- Written instruction -
Give the number of lines in the listing that hold the word "kamen". Write nothing but that number.

** begin Available records **

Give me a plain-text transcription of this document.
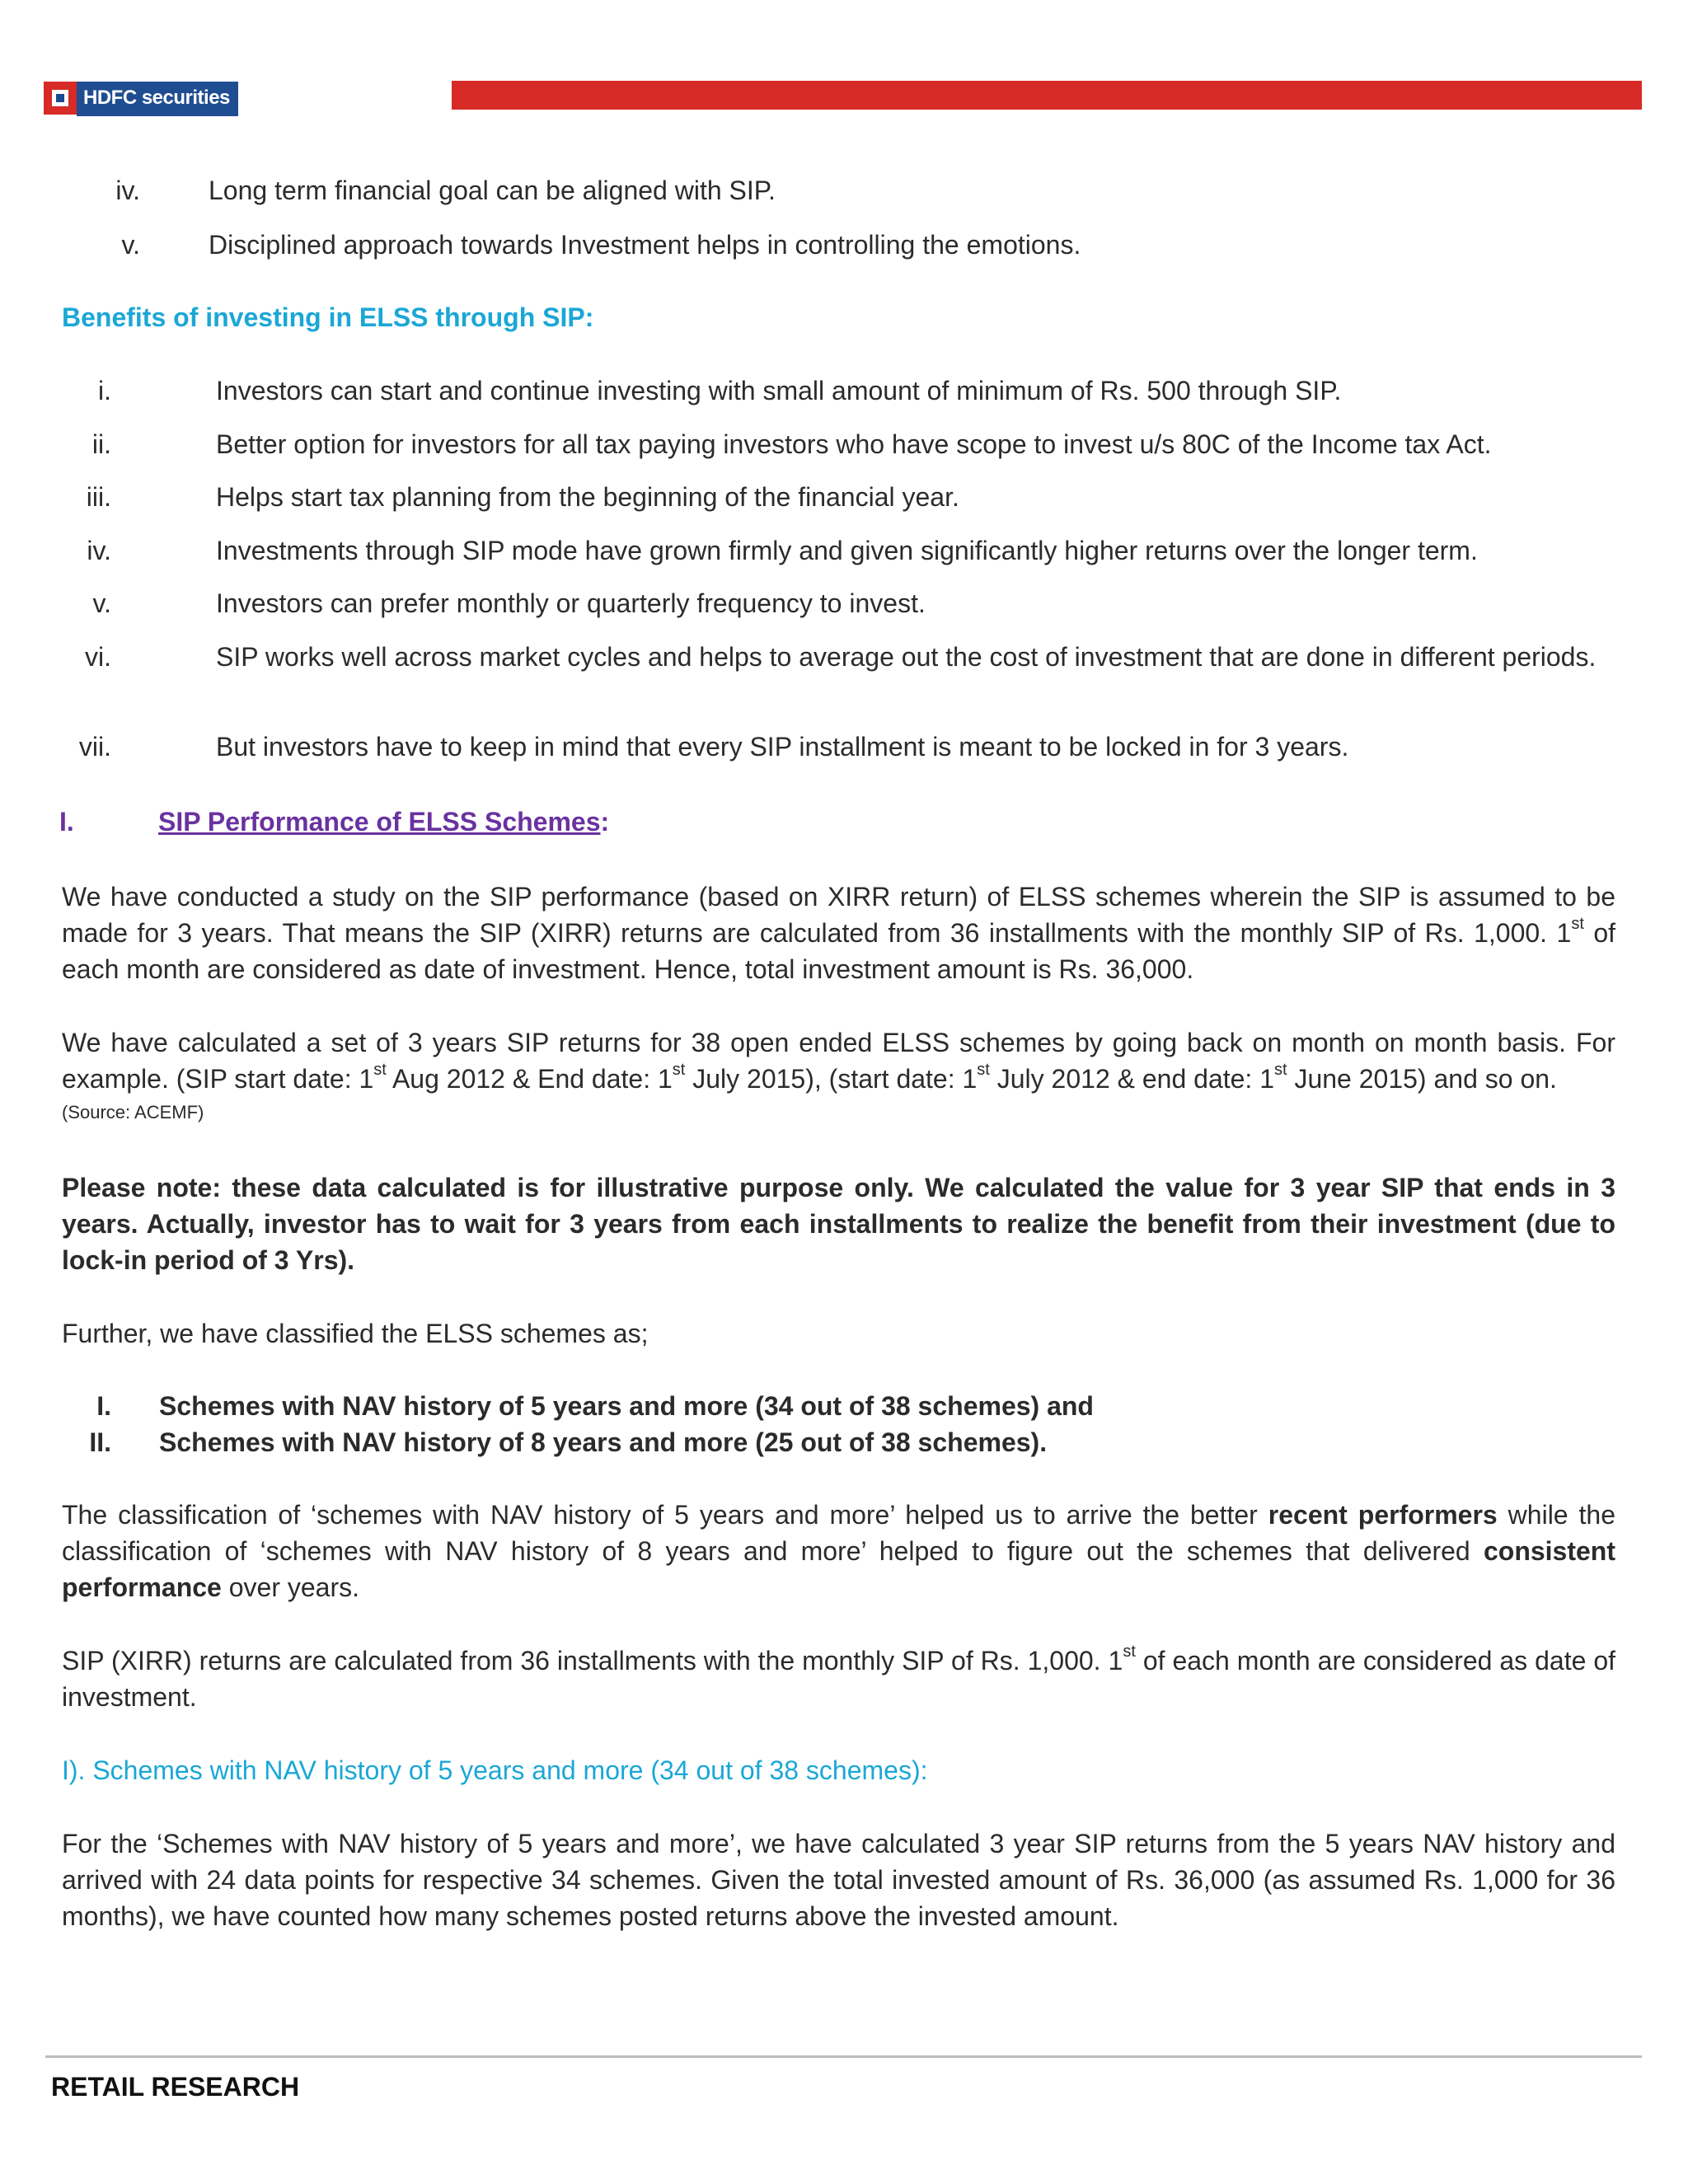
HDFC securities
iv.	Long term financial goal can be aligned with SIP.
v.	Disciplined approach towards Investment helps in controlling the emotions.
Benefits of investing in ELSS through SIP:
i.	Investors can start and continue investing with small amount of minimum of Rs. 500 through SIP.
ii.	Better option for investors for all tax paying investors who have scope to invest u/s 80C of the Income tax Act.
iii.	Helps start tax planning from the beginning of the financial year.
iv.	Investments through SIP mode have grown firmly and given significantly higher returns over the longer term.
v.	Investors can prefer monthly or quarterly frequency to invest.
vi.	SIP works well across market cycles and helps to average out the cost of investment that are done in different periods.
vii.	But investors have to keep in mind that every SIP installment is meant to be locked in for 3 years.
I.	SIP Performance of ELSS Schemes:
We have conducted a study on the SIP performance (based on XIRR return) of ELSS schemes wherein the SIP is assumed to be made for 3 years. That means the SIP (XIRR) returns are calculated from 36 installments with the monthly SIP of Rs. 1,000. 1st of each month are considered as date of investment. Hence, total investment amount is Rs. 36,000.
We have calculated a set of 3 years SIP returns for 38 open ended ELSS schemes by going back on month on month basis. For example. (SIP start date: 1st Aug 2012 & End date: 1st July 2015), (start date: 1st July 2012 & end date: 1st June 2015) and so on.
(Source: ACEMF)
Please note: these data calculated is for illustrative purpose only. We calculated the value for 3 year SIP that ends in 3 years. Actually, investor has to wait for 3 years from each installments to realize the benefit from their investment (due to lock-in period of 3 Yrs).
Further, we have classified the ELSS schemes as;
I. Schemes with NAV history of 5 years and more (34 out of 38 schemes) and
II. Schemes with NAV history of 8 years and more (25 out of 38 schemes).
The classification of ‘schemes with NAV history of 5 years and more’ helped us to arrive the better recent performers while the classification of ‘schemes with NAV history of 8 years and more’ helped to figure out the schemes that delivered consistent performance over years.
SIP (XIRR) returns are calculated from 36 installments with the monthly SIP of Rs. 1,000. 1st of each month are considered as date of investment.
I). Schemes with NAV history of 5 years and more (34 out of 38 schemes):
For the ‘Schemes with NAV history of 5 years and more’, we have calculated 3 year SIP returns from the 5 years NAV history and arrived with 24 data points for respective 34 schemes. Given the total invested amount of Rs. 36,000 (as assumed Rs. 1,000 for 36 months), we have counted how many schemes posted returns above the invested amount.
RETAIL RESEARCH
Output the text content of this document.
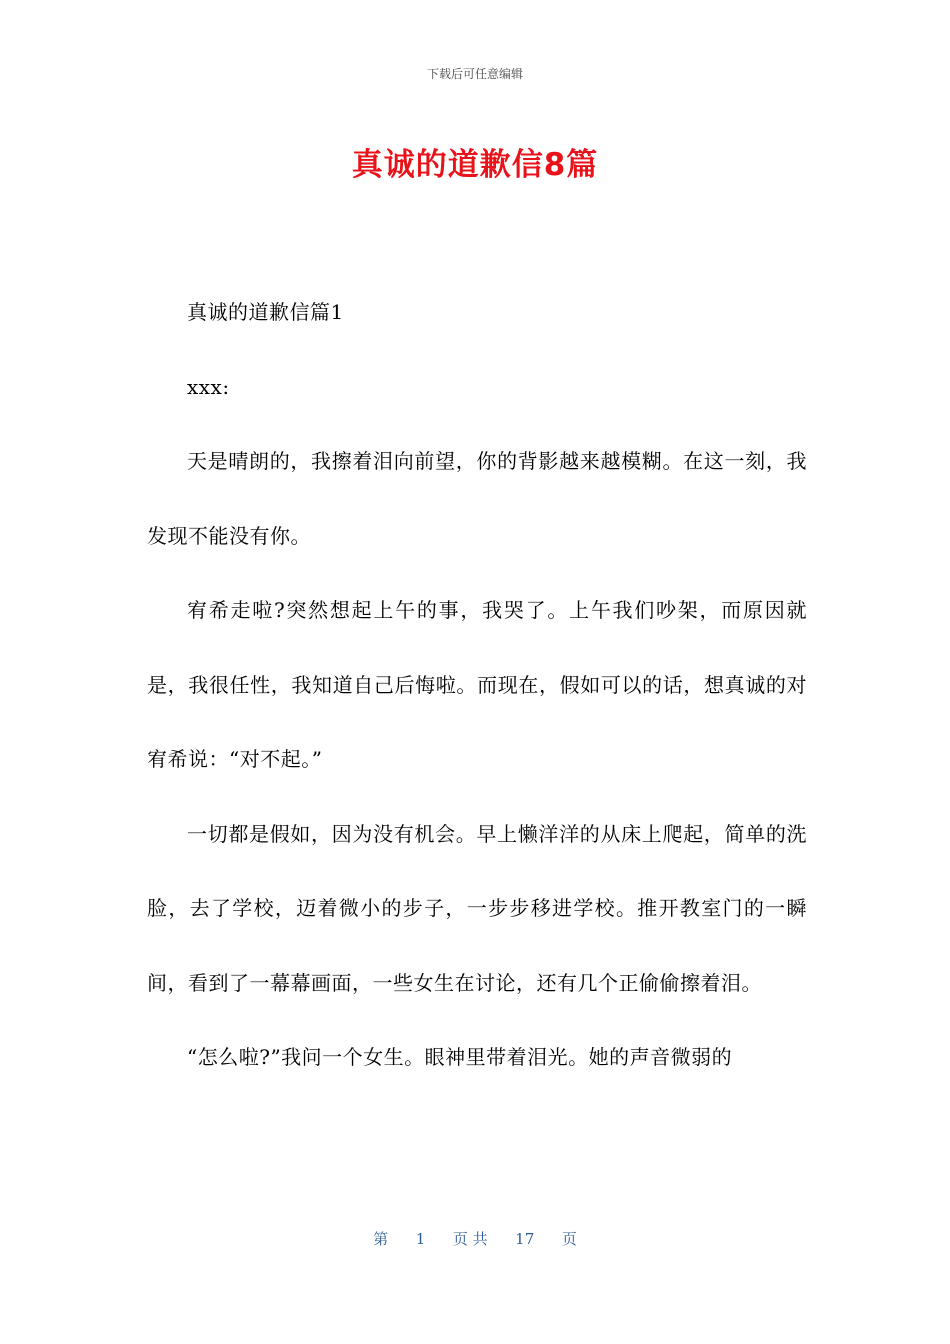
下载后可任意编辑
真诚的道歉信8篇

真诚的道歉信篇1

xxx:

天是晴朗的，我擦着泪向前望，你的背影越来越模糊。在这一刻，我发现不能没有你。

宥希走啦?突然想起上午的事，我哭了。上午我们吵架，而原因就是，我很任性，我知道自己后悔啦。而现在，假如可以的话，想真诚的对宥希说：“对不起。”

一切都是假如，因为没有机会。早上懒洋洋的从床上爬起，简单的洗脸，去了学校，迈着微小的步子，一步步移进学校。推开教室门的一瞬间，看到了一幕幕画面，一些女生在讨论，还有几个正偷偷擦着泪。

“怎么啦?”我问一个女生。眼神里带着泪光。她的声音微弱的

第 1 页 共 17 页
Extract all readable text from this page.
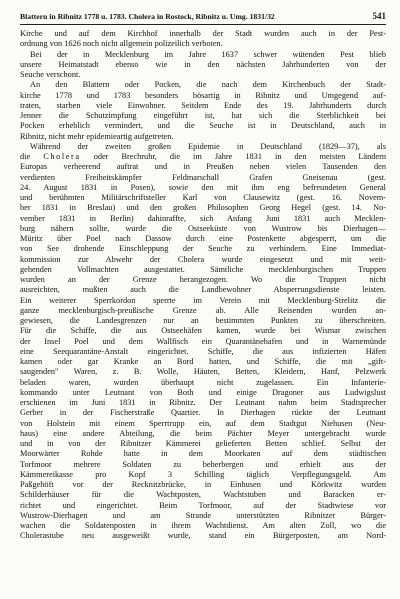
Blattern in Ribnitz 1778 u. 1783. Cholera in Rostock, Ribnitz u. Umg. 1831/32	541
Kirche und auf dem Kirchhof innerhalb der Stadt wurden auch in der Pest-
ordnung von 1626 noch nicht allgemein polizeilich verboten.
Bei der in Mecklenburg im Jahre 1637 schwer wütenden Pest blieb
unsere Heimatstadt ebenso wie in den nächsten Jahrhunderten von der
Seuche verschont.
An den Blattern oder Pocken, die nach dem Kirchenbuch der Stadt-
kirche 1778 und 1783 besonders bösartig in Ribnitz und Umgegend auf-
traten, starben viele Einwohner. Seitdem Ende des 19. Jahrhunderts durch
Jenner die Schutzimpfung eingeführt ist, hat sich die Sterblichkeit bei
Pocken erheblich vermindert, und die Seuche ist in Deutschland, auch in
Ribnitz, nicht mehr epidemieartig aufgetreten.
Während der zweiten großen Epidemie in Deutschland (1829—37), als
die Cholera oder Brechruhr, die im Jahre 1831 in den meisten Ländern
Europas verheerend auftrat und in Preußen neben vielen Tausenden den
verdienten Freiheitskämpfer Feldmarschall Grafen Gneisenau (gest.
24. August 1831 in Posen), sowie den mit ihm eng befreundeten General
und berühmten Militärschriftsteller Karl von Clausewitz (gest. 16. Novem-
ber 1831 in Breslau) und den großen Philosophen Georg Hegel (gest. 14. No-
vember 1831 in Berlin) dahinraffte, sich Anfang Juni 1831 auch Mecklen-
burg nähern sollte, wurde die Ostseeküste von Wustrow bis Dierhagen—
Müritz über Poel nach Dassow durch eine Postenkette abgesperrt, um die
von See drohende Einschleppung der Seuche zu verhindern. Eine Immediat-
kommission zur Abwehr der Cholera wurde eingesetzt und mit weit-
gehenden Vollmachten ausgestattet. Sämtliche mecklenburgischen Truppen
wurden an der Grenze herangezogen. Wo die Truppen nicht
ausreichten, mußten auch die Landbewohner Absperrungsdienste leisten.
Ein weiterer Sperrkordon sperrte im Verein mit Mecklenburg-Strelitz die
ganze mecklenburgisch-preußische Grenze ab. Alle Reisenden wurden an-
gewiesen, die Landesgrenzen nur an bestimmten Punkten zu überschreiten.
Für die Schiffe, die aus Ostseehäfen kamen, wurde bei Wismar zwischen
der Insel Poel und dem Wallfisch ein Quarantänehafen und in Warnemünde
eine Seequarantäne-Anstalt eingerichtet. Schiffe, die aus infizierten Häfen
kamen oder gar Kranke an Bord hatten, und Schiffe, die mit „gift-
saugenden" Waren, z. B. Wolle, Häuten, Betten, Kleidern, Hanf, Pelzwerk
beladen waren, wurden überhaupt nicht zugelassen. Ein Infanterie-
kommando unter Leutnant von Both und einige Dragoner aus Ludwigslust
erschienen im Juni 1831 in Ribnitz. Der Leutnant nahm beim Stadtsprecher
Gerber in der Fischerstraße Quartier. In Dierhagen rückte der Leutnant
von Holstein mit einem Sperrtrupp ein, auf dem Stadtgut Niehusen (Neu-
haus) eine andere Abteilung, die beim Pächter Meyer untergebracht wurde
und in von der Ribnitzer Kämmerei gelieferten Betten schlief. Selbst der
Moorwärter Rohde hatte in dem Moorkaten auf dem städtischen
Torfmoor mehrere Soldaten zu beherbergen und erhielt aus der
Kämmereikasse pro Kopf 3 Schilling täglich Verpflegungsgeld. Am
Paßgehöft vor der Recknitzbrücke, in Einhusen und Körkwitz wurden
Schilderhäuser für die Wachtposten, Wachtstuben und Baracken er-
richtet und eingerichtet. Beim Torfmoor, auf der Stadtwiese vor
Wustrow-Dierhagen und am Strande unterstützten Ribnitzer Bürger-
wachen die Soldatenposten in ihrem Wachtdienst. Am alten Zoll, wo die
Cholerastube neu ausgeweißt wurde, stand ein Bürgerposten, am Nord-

** end Available records **

- Solution to the exercise -
2